EXERCISE DIRECTIONS: Locate each line holding the string "область" and copy it.

^^^^

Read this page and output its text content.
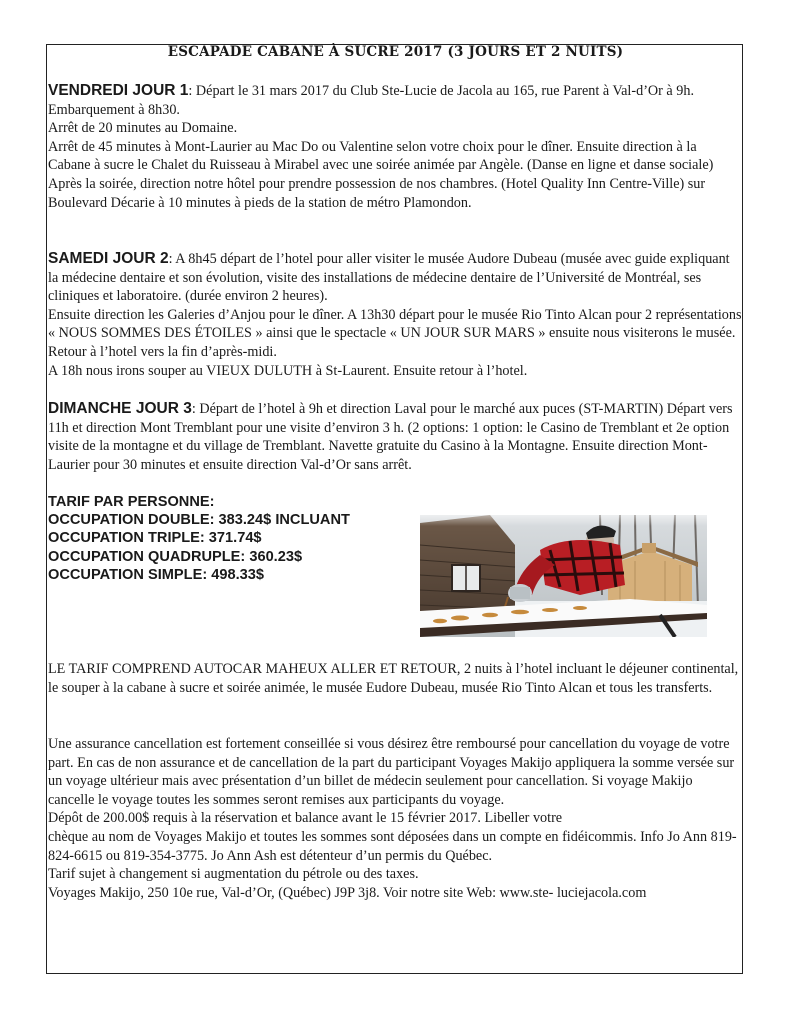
ESCAPADE CABANE À SUCRE 2017 (3 JOURS ET 2 NUITS)

VENDREDI JOUR 1: Départ le 31 mars 2017 du Club Ste-Lucie de Jacola au 165, rue Parent à Val-d’Or à 9h. Embarquement à 8h30.

Arrêt de 20 minutes au Domaine.

Arrêt de 45 minutes à Mont-Laurier au Mac Do ou Valentine selon votre choix pour le dîner. Ensuite direction à la Cabane à sucre le Chalet du Ruisseau à Mirabel avec une soirée animée par Angèle. (Danse en ligne et danse sociale)

Après la soirée, direction notre hôtel pour prendre possession de nos chambres. (Hotel Quality Inn Centre-Ville) sur Boulevard Décarie à 10 minutes à pieds de la station de métro Plamondon.

SAMEDI JOUR 2: A 8h45 départ de l’hotel pour aller visiter le musée Audore Dubeau (musée avec guide expliquant la médecine dentaire et son évolution, visite des installations de médecine dentaire de l’Université de Montréal, ses cliniques et laboratoire. (durée environ 2 heures).

Ensuite direction les Galeries d’Anjou pour le dîner. A 13h30 départ pour le musée Rio Tinto Alcan pour 2 représentations « NOUS SOMMES DES ÉTOILES » ainsi que le spectacle « UN JOUR SUR MARS » ensuite nous visiterons le musée. Retour à l’hotel vers la fin d’après-midi.

A 18h nous irons souper au VIEUX DULUTH à St-Laurent. Ensuite retour à l’hotel.

DIMANCHE JOUR 3: Départ de l’hotel à 9h et direction Laval pour le marché aux puces (ST-MARTIN) Départ vers 11h et direction Mont Tremblant pour une visite d’environ 3 h. (2 options: 1 option: le Casino de Tremblant et 2e option visite de la montagne et du village de Tremblant. Navette gratuite du Casino à la Montagne. Ensuite direction Mont-Laurier pour 30 minutes et ensuite direction Val-d’Or sans arrêt.

TARIF PAR PERSONNE:
OCCUPATION DOUBLE: 383.24$ INCLUANT
OCCUPATION TRIPLE: 371.74$
OCCUPATION QUADRUPLE: 360.23$
OCCUPATION SIMPLE: 498.33$

LE TARIF COMPREND AUTOCAR MAHEUX ALLER ET RETOUR, 2 nuits à l’hotel incluant le déjeuner continental, le souper à la cabane à sucre et soirée animée, le musée Eudore Dubeau, musée Rio Tinto Alcan et tous les transferts.

Une assurance cancellation est fortement conseillée si vous désirez être remboursé pour cancellation du voyage de votre part. En cas de non assurance et de cancellation de la part du participant Voyages Makijo appliquera la somme versée sur un voyage ultérieur mais avec présentation d’un billet de médecin seulement pour cancellation. Si voyage Makijo cancelle le voyage toutes les sommes seront remises aux participants du voyage.

Dépôt de 200.00$ requis à la réservation et balance avant le 15 février 2017. Libeller votre

chèque au nom de Voyages Makijo et toutes les sommes sont déposées dans un compte en fidéicommis. Info Jo Ann 819-824-6615 ou 819-354-3775. Jo Ann Ash est détenteur d’un permis du Québec.

Tarif sujet à changement si augmentation du pétrole ou des taxes.

Voyages Makijo, 250 10e rue, Val-d’Or, (Québec) J9P 3j8. Voir notre site Web: www.ste- luciejacola.com
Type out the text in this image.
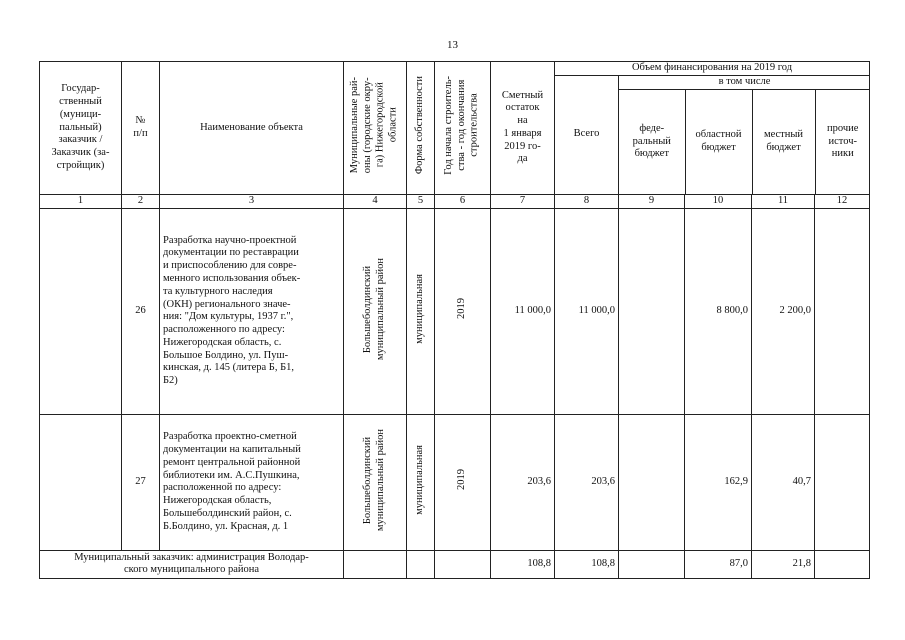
13
Государ-
ственный
(муници-
пальный)
заказчик /
Заказчик (за-
стройщик)	№
п/п	Наименование объекта	Муниципальные рай-
оны (городские окру-
га) Нижегородской
области	Форма собственности	Год начала строитель-
ства - год окончания
строительства	Сметный
остаток
на
1 января
2019 го-
да	Объем финансирования на 2019 год
Всего	
в том числе
феде-
ральный
бюджет	областной
бюджет	местный
бюджет	прочие
источ-
ники

1	2	3	4	5	6	7	8	9	10	11	12
	26	Разработка научно-проектной
документации по реставрации
и приспособлению для совре-
менного использования объек-
та культурного наследия
(ОКН) регионального значе-
ния: "Дом культуры, 1937 г.",
расположенного по адресу:
Нижегородская область, с.
Большое Болдино, ул. Пуш-
кинская, д. 145 (литера Б, Б1,
Б2)	Большеболдинский
муниципальный район	муниципальная	2019	11 000,0	11 000,0		8 800,0	2 200,0	
	27	Разработка проектно-сметной
документации на капитальный
ремонт центральной районной
библиотеки им. А.С.Пушкина,
расположенной по адресу:
Нижегородская область,
Большеболдинский район, с.
Б.Болдино, ул. Красная, д. 1	Большеболдинский
муниципальный район	муниципальная	2019	203,6	203,6		162,9	40,7	
Муниципальный заказчик: администрация Володар-
ского муниципального района				108,8	108,8		87,0	21,8	
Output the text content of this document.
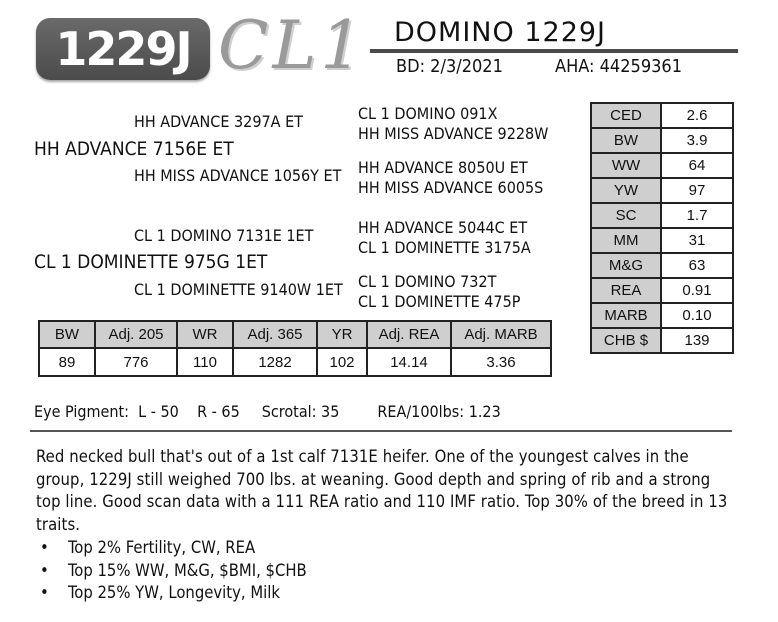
1229J CL1 DOMINO 1229J
BD: 2/3/2021	AHA: 44259361
HH ADVANCE 3297A ET
HH ADVANCE 7156E ET
HH MISS ADVANCE 1056Y ET
CL 1 DOMINO 7131E 1ET
CL 1 DOMINETTE 975G 1ET
CL 1 DOMINETTE 9140W 1ET
CL 1 DOMINO 091X
HH MISS ADVANCE 9228W
HH ADVANCE 8050U ET
HH MISS ADVANCE 6005S
HH ADVANCE 5044C ET
CL 1 DOMINETTE 3175A
CL 1 DOMINO 732T
CL 1 DOMINETTE 475P
CED	2.6
BW	3.9
WW	64
YW	97
SC	1.7
MM	31
M&G	63
REA	0.91
MARB	0.10
CHB $	139
BW	Adj. 205	WR	Adj. 365	YR	Adj. REA	Adj. MARB
89	776	110	1282	102	14.14	3.36
Eye Pigment:  L - 50    R - 65 Scrotal: 35 REA/100lbs: 1.23
Red necked bull that's out of a 1st calf 7131E heifer. One of the youngest calves in the group, 1229J still weighed 700 lbs. at weaning. Good depth and spring of rib and a strong top line. Good scan data with a 111 REA ratio and 110 IMF ratio. Top 30% of the breed in 13 traits.
• Top 2% Fertility, CW, REA
• Top 15% WW, M&G, $BMI, $CHB
• Top 25% YW, Longevity, Milk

^^^^

RESPONSE TO THE TASK:
Нижегородская область, с.
Нижегородская область,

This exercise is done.